[The problem]:
Lines before the one containing "Give me a plain-text" are left out; copy that line and every later line through the end of the data exactly.

** START **

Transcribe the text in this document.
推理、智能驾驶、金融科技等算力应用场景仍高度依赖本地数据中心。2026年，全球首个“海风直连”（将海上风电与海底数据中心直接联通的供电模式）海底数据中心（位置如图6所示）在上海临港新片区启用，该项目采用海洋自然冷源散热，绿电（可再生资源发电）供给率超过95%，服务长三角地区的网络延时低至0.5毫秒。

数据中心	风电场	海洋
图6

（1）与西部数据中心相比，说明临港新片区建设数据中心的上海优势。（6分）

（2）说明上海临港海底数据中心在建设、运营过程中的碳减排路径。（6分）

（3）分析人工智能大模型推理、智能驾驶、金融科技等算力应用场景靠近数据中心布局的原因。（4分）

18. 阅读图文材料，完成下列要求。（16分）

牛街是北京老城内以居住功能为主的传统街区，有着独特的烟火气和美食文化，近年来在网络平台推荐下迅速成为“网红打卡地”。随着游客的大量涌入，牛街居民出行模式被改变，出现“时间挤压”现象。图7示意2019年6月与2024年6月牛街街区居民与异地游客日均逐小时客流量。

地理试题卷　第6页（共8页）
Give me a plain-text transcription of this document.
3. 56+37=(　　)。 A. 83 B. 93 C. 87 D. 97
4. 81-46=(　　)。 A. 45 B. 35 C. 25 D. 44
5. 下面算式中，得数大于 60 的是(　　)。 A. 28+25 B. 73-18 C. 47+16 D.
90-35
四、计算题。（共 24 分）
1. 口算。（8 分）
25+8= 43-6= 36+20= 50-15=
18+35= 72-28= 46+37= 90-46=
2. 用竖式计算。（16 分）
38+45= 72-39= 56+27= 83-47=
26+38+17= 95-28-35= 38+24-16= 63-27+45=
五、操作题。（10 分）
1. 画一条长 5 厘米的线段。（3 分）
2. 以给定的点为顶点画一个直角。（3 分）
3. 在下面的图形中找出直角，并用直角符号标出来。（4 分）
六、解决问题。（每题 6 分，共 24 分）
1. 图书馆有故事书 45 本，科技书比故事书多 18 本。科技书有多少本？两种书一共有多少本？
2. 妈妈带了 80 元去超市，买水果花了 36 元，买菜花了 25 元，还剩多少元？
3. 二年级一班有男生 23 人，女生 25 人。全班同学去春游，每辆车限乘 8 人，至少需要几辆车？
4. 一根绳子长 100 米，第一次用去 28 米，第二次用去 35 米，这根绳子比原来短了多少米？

** END **

[The answer]:
Give me a plain-text transcription of this document.
3. 56+37=(　　)。 A. 83 B. 93 C. 87 D. 97
4. 81-46=(　　)。 A. 45 B. 35 C. 25 D. 44
5. 下面算式中，得数大于 60 的是(　　)。 A. 28+25 B. 73-18 C. 47+16 D.
90-35
四、计算题。（共 24 分）
1. 口算。（8 分）
25+8= 43-6= 36+20= 50-15=
18+35= 72-28= 46+37= 90-46=
2. 用竖式计算。（16 分）
38+45= 72-39= 56+27= 83-47=
26+38+17= 95-28-35= 38+24-16= 63-27+45=
五、操作题。（10 分）
1. 画一条长 5 厘米的线段。（3 分）
2. 以给定的点为顶点画一个直角。（3 分）
3. 在下面的图形中找出直角，并用直角符号标出来。（4 分）
六、解决问题。（每题 6 分，共 24 分）
1. 图书馆有故事书 45 本，科技书比故事书多 18 本。科技书有多少本？两种书一共有多少本？
2. 妈妈带了 80 元去超市，买水果花了 36 元，买菜花了 25 元，还剩多少元？
3. 二年级一班有男生 23 人，女生 25 人。全班同学去春游，每辆车限乘 8 人，至少需要几辆车？
4. 一根绳子长 100 米，第一次用去 28 米，第二次用去 35 米，这根绳子比原来短了多少米？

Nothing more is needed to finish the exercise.